◆ RECORDS FOR THE TASK
......
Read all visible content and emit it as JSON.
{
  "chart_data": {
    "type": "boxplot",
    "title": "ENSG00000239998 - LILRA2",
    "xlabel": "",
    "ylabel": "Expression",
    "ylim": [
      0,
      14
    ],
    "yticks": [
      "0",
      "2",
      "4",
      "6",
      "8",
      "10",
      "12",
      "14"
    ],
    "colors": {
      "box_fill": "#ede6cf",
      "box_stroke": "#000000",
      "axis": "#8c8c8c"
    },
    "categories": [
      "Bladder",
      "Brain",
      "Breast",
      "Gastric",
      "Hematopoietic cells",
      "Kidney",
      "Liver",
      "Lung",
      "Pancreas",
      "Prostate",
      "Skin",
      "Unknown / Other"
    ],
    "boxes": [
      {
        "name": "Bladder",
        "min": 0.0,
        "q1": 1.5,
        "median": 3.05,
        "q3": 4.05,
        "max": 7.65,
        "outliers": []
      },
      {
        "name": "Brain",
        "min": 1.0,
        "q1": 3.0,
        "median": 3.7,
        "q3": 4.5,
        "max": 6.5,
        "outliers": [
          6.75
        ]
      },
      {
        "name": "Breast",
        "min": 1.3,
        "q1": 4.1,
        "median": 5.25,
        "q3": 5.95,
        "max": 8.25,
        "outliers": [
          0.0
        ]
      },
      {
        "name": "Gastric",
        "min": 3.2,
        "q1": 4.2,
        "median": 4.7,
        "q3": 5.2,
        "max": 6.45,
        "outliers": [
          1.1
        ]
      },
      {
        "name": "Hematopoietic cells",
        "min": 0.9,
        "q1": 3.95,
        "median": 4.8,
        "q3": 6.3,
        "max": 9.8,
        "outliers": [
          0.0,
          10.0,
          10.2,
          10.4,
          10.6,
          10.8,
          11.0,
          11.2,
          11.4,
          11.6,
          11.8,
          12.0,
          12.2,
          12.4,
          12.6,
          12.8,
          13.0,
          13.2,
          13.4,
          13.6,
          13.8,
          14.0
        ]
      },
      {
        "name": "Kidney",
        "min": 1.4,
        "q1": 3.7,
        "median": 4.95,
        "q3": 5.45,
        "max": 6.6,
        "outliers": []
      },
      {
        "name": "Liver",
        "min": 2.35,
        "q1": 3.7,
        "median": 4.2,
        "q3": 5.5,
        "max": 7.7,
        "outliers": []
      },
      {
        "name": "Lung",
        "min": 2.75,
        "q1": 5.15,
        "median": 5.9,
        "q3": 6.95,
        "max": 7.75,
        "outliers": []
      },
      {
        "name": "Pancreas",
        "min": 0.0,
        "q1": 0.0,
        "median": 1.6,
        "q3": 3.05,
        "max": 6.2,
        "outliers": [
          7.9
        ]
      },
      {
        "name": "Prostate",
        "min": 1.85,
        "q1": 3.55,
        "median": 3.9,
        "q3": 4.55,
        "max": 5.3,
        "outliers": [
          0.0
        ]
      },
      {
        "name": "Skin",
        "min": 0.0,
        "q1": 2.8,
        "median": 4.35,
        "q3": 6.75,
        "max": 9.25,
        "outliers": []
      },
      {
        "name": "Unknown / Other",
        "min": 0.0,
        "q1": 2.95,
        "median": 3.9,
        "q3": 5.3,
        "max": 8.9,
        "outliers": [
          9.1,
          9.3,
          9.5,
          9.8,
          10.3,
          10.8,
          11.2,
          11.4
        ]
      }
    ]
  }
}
......
◆ TASK TO CARRY OUT
Tally the lines of the data that hold the string "name". Answer with the number and nothing more.

◆ ANSWER TO THIS PROBLEM
12